» **Stated problem**: Leaving out the pictures, transcribe all of the records faithfully.

%%

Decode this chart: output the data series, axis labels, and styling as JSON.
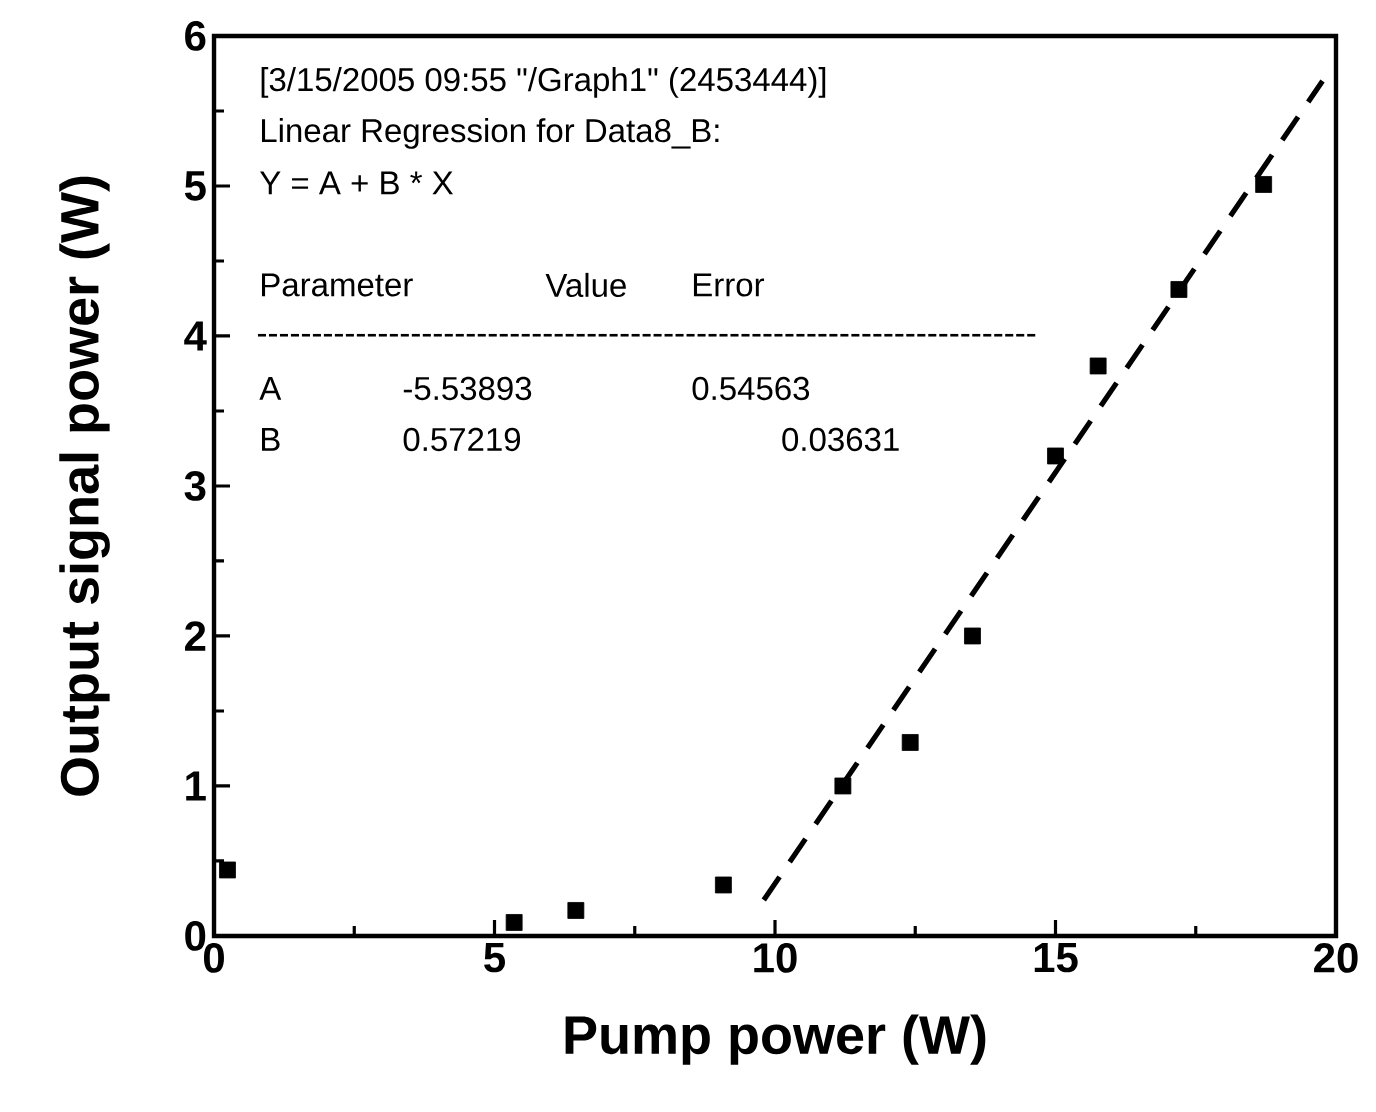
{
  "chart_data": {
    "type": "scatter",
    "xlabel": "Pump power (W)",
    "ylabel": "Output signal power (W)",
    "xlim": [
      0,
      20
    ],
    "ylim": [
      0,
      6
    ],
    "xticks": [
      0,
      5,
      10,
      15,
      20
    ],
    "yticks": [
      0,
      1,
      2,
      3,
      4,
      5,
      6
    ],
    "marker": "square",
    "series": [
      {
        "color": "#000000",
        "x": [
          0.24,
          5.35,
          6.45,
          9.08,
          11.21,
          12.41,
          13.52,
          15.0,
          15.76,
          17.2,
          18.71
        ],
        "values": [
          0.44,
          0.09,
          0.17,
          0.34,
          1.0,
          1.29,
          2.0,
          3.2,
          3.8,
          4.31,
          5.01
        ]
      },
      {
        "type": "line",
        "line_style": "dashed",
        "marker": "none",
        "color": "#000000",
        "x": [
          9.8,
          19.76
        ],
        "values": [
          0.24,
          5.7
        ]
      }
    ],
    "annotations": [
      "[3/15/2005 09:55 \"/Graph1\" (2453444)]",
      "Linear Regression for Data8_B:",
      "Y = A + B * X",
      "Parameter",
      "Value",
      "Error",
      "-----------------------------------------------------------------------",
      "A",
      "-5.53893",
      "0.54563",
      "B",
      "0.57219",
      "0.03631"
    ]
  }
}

%%

» **Response**:
Decode this chart: output the data series, axis labels, and styling as JSON.
{
  "chart_data": {
    "type": "scatter",
    "xlabel": "Pump power (W)",
    "ylabel": "Output signal power (W)",
    "xlim": [
      0,
      20
    ],
    "ylim": [
      0,
      6
    ],
    "xticks": [
      0,
      5,
      10,
      15,
      20
    ],
    "yticks": [
      0,
      1,
      2,
      3,
      4,
      5,
      6
    ],
    "marker": "square",
    "series": [
      {
        "color": "#000000",
        "x": [
          0.24,
          5.35,
          6.45,
          9.08,
          11.21,
          12.41,
          13.52,
          15.0,
          15.76,
          17.2,
          18.71
        ],
        "values": [
          0.44,
          0.09,
          0.17,
          0.34,
          1.0,
          1.29,
          2.0,
          3.2,
          3.8,
          4.31,
          5.01
        ]
      },
      {
        "type": "line",
        "line_style": "dashed",
        "marker": "none",
        "color": "#000000",
        "x": [
          9.8,
          19.76
        ],
        "values": [
          0.24,
          5.7
        ]
      }
    ],
    "annotations": [
      "[3/15/2005 09:55 \"/Graph1\" (2453444)]",
      "Linear Regression for Data8_B:",
      "Y = A + B * X",
      "Parameter",
      "Value",
      "Error",
      "-----------------------------------------------------------------------",
      "A",
      "-5.53893",
      "0.54563",
      "B",
      "0.57219",
      "0.03631"
    ]
  }
}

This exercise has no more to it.